# GIVEN DATA
__________________________________________________

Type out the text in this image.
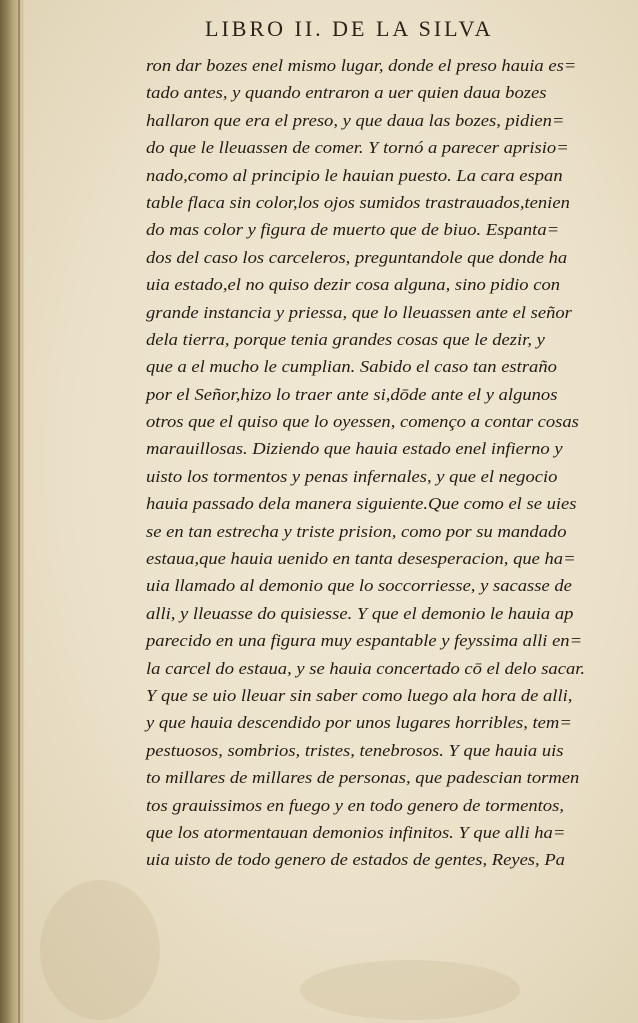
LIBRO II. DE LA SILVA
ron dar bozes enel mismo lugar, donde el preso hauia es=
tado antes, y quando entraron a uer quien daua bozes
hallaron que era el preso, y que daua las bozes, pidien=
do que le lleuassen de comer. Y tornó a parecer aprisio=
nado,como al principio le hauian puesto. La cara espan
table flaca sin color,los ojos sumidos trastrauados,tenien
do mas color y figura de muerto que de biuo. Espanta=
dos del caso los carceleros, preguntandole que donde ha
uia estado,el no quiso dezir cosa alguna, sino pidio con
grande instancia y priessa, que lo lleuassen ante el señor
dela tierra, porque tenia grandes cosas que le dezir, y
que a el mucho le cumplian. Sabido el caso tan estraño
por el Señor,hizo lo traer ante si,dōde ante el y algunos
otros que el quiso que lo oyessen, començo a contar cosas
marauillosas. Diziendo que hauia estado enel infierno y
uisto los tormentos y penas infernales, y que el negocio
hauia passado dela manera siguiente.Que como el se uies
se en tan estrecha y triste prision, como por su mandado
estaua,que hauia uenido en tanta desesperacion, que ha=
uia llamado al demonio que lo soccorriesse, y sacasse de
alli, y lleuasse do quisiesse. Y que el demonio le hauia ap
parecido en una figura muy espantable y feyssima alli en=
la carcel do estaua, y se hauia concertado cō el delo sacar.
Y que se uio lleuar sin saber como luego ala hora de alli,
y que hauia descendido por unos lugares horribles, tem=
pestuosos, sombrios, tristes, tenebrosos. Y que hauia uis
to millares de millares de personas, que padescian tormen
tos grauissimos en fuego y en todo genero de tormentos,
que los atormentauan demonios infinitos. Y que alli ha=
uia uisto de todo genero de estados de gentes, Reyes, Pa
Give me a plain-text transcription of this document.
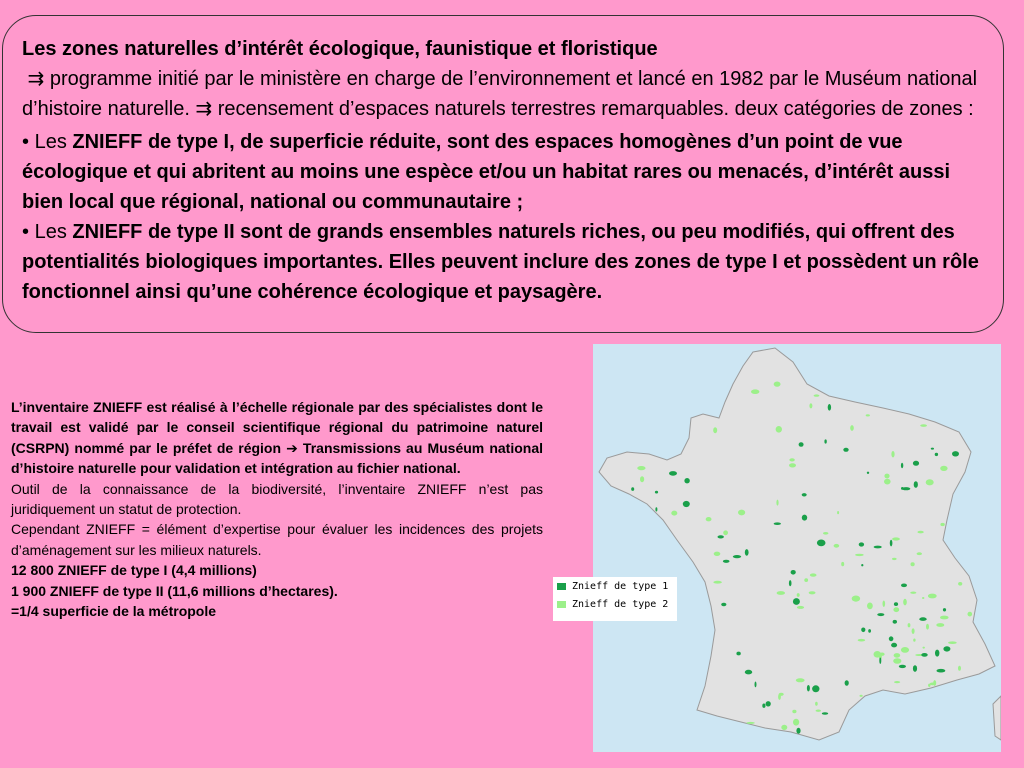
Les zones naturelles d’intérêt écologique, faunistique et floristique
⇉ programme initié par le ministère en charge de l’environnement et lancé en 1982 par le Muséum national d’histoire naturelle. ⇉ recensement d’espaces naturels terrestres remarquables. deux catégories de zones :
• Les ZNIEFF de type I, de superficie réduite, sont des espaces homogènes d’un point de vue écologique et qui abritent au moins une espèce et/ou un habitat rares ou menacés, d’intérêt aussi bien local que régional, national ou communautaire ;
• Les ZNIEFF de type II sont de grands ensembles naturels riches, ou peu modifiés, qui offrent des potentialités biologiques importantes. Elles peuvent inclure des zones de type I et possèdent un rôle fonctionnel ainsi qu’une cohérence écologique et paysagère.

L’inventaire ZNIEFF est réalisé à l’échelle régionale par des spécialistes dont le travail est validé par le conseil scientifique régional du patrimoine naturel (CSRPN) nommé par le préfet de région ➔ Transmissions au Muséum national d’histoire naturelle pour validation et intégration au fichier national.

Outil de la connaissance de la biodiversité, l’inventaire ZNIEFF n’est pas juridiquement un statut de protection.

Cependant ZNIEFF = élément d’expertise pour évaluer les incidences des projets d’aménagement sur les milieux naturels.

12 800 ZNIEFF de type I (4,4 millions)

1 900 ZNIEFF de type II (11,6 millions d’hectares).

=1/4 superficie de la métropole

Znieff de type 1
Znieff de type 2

__________________________________________________

# WORK TO COMPLETE
Pick out each line containing the string "lleuassen" and copy it.

# THE OUTPUT
do que le lleuassen de comer. Y tornó a parecer aprisio=
grande instancia y priessa, que lo lleuassen ante el señor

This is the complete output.